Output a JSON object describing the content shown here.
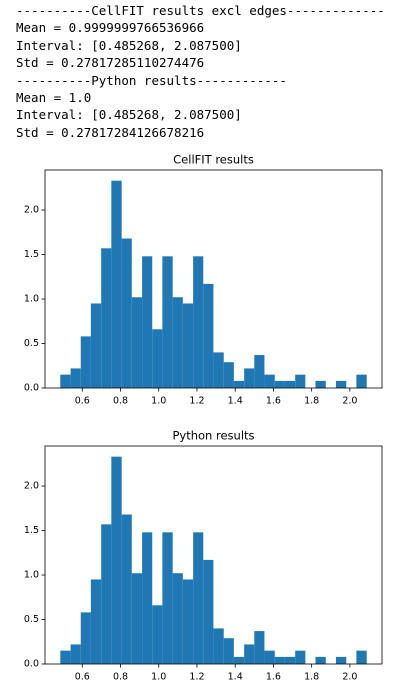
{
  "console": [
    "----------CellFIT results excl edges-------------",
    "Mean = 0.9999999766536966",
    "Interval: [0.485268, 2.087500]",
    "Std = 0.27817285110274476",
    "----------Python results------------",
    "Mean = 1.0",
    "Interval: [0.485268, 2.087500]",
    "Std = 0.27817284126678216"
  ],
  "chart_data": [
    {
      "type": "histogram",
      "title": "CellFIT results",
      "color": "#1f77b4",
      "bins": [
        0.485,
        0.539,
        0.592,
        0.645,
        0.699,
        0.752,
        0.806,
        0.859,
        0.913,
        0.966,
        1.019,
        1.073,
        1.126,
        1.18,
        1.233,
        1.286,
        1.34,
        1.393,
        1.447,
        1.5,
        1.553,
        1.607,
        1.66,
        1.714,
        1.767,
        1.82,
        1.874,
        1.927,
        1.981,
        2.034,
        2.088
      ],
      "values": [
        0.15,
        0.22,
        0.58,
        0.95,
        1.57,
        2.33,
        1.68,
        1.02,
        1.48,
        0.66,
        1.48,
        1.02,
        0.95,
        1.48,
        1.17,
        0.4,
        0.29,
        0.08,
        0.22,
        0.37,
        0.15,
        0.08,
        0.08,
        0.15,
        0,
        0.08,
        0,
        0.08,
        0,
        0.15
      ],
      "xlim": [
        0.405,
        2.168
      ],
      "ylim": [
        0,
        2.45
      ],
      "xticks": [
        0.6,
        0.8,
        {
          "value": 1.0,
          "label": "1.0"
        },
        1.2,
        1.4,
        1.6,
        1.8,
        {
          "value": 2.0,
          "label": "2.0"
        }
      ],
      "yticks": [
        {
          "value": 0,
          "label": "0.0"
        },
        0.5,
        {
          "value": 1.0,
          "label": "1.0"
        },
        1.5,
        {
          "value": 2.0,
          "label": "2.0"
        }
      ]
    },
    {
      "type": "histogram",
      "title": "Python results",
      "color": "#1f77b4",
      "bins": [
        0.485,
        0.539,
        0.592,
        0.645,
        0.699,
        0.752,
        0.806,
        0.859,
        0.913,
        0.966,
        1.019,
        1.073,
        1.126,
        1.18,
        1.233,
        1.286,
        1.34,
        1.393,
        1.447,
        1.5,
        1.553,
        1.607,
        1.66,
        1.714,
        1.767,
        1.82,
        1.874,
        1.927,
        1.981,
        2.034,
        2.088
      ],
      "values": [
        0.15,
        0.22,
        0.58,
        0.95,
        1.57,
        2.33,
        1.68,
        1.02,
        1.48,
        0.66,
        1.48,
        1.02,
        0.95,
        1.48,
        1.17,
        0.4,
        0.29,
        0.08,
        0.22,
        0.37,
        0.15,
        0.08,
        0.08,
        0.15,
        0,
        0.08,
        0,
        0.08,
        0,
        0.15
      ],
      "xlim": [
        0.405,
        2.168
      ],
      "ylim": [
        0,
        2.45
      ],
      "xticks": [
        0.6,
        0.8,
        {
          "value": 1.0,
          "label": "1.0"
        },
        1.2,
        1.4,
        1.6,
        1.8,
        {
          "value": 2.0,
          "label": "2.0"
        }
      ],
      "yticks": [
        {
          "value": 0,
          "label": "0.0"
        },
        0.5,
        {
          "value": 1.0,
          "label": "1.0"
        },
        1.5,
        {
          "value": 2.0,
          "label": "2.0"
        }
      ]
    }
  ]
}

REQUIREMENTS
Using the material above, return every line exactly as it appears, minus the pictures.

FINISHED ANSWER
Output a JSON object describing the content shown here.
{
  "console": [
    "----------CellFIT results excl edges-------------",
    "Mean = 0.9999999766536966",
    "Interval: [0.485268, 2.087500]",
    "Std = 0.27817285110274476",
    "----------Python results------------",
    "Mean = 1.0",
    "Interval: [0.485268, 2.087500]",
    "Std = 0.27817284126678216"
  ],
  "chart_data": [
    {
      "type": "histogram",
      "title": "CellFIT results",
      "color": "#1f77b4",
      "bins": [
        0.485,
        0.539,
        0.592,
        0.645,
        0.699,
        0.752,
        0.806,
        0.859,
        0.913,
        0.966,
        1.019,
        1.073,
        1.126,
        1.18,
        1.233,
        1.286,
        1.34,
        1.393,
        1.447,
        1.5,
        1.553,
        1.607,
        1.66,
        1.714,
        1.767,
        1.82,
        1.874,
        1.927,
        1.981,
        2.034,
        2.088
      ],
      "values": [
        0.15,
        0.22,
        0.58,
        0.95,
        1.57,
        2.33,
        1.68,
        1.02,
        1.48,
        0.66,
        1.48,
        1.02,
        0.95,
        1.48,
        1.17,
        0.4,
        0.29,
        0.08,
        0.22,
        0.37,
        0.15,
        0.08,
        0.08,
        0.15,
        0,
        0.08,
        0,
        0.08,
        0,
        0.15
      ],
      "xlim": [
        0.405,
        2.168
      ],
      "ylim": [
        0,
        2.45
      ],
      "xticks": [
        0.6,
        0.8,
        {
          "value": 1.0,
          "label": "1.0"
        },
        1.2,
        1.4,
        1.6,
        1.8,
        {
          "value": 2.0,
          "label": "2.0"
        }
      ],
      "yticks": [
        {
          "value": 0,
          "label": "0.0"
        },
        0.5,
        {
          "value": 1.0,
          "label": "1.0"
        },
        1.5,
        {
          "value": 2.0,
          "label": "2.0"
        }
      ]
    },
    {
      "type": "histogram",
      "title": "Python results",
      "color": "#1f77b4",
      "bins": [
        0.485,
        0.539,
        0.592,
        0.645,
        0.699,
        0.752,
        0.806,
        0.859,
        0.913,
        0.966,
        1.019,
        1.073,
        1.126,
        1.18,
        1.233,
        1.286,
        1.34,
        1.393,
        1.447,
        1.5,
        1.553,
        1.607,
        1.66,
        1.714,
        1.767,
        1.82,
        1.874,
        1.927,
        1.981,
        2.034,
        2.088
      ],
      "values": [
        0.15,
        0.22,
        0.58,
        0.95,
        1.57,
        2.33,
        1.68,
        1.02,
        1.48,
        0.66,
        1.48,
        1.02,
        0.95,
        1.48,
        1.17,
        0.4,
        0.29,
        0.08,
        0.22,
        0.37,
        0.15,
        0.08,
        0.08,
        0.15,
        0,
        0.08,
        0,
        0.08,
        0,
        0.15
      ],
      "xlim": [
        0.405,
        2.168
      ],
      "ylim": [
        0,
        2.45
      ],
      "xticks": [
        0.6,
        0.8,
        {
          "value": 1.0,
          "label": "1.0"
        },
        1.2,
        1.4,
        1.6,
        1.8,
        {
          "value": 2.0,
          "label": "2.0"
        }
      ],
      "yticks": [
        {
          "value": 0,
          "label": "0.0"
        },
        0.5,
        {
          "value": 1.0,
          "label": "1.0"
        },
        1.5,
        {
          "value": 2.0,
          "label": "2.0"
        }
      ]
    }
  ]
}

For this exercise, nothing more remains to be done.